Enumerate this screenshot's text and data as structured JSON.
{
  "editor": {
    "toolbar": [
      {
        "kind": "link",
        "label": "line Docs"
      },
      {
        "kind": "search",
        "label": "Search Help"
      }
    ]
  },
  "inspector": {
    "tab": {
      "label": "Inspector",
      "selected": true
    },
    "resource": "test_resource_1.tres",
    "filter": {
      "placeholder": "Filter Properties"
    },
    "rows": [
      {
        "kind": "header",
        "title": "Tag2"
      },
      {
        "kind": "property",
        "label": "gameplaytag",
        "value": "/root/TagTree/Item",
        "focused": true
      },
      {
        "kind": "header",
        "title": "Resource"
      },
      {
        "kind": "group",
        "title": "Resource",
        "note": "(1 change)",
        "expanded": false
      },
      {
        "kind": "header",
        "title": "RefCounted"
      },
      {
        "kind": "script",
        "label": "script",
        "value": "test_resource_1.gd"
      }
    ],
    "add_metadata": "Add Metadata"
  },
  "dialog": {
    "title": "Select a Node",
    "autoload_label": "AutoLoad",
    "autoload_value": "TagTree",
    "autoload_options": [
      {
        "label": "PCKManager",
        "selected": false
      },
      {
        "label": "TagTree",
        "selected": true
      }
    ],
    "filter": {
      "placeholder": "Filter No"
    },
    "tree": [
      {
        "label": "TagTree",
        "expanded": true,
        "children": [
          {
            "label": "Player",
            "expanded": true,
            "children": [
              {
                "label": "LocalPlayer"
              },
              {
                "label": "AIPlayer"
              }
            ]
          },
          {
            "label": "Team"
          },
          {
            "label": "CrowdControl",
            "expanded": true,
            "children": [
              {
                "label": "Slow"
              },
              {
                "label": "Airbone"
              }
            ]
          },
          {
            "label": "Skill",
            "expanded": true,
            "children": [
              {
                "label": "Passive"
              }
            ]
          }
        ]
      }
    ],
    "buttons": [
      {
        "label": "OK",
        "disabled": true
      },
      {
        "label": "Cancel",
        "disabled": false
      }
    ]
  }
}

What you need to do: Search the listing for the string "true". Copy each line where it turns up.

Final result:
      "selected": true
        "focused": true
        "selected": true
        "expanded": true,
            "expanded": true,
            "expanded": true,
            "expanded": true,
        "disabled": true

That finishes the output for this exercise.